Scan the records below. List lines holding "fecha".

---------- Data listing ----------

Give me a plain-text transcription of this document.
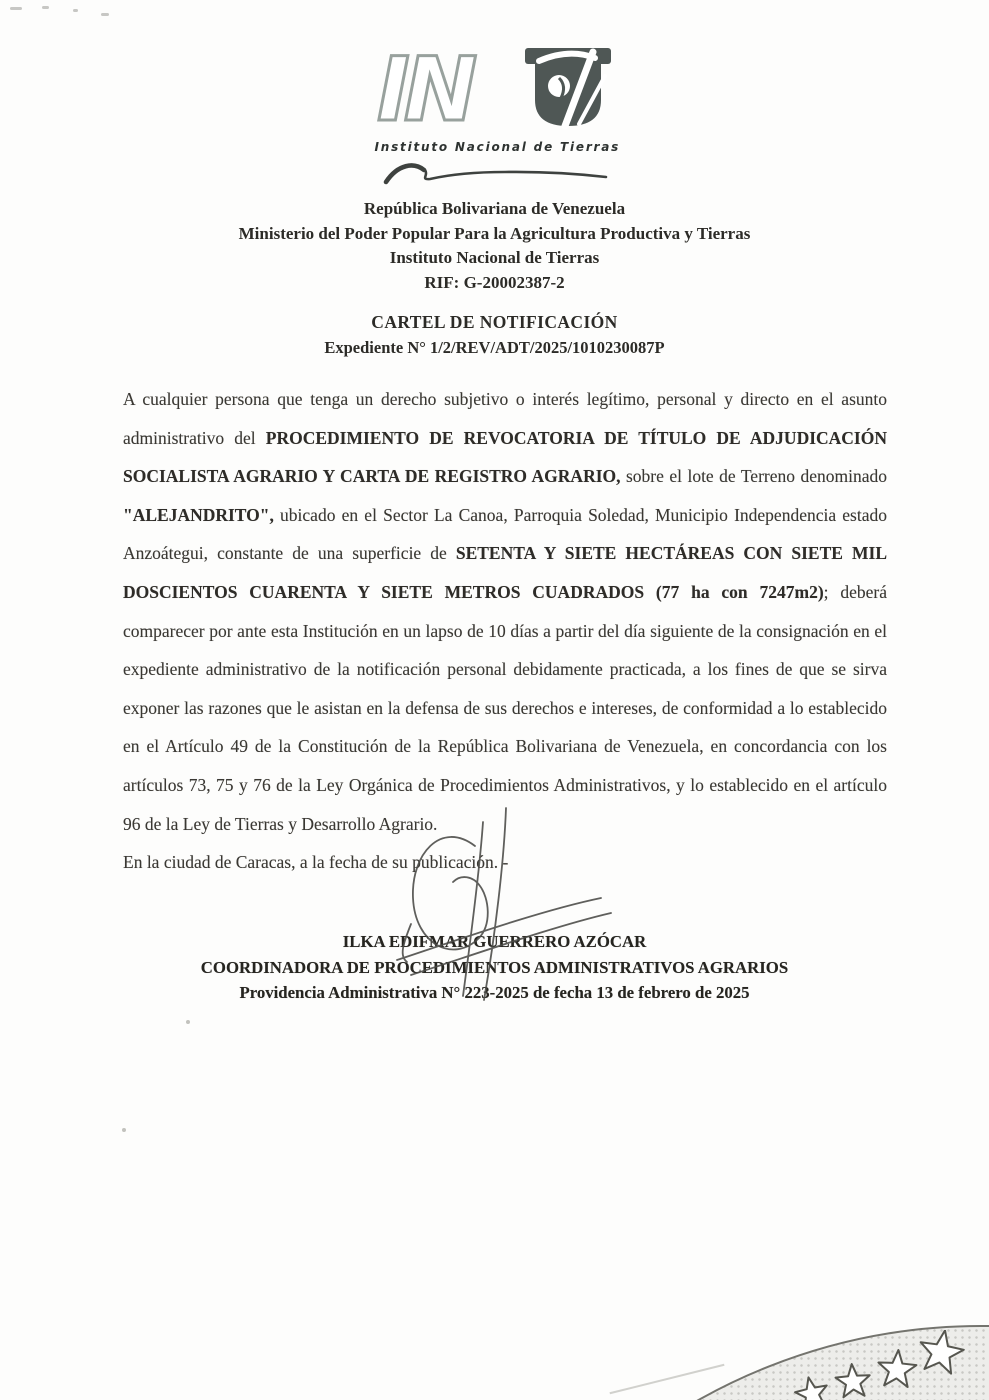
IN
Instituto Nacional de Tierras
República Bolivariana de Venezuela
Ministerio del Poder Popular Para la Agricultura Productiva y Tierras
Instituto Nacional de Tierras
RIF: G-20002387-2
CARTEL DE NOTIFICACIÓN
Expediente N° 1/2/REV/ADT/2025/1010230087P

A cualquier persona que tenga un derecho subjetivo o interés legítimo, personal y directo en el asunto administrativo del PROCEDIMIENTO DE REVOCATORIA DE TÍTULO DE ADJUDICACIÓN SOCIALISTA AGRARIO Y CARTA DE REGISTRO AGRARIO, sobre el lote de Terreno denominado "ALEJANDRITO", ubicado en el Sector La Canoa, Parroquia Soledad, Municipio Independencia estado Anzoátegui, constante de una superficie de SETENTA Y SIETE HECTÁREAS CON SIETE MIL DOSCIENTOS CUARENTA Y SIETE METROS CUADRADOS (77 ha con 7247m2); deberá comparecer por ante esta Institución en un lapso de 10 días a partir del día siguiente de la consignación en el expediente administrativo de la notificación personal debidamente practicada, a los fines de que se sirva exponer las razones que le asistan en la defensa de sus derechos e intereses, de conformidad a lo establecido en el Artículo 49 de la Constitución de la República Bolivariana de Venezuela, en concordancia con los artículos 73, 75 y 76 de la Ley Orgánica de Procedimientos Administrativos, y lo establecido en el artículo 96 de la Ley de Tierras y Desarrollo Agrario.

En la ciudad de Caracas, a la fecha de su publicación. -

ILKA EDIFMAR GUERRERO AZÓCAR
COORDINADORA DE PROCEDIMIENTOS ADMINISTRATIVOS AGRARIOS
Providencia Administrativa N° 223-2025 de fecha 13 de febrero de 2025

----------

• [Reply to the exercise]
En la ciudad de Caracas, a la fecha de su publicación. -
Providencia Administrativa N° 223-2025 de fecha 13 de febrero de 2025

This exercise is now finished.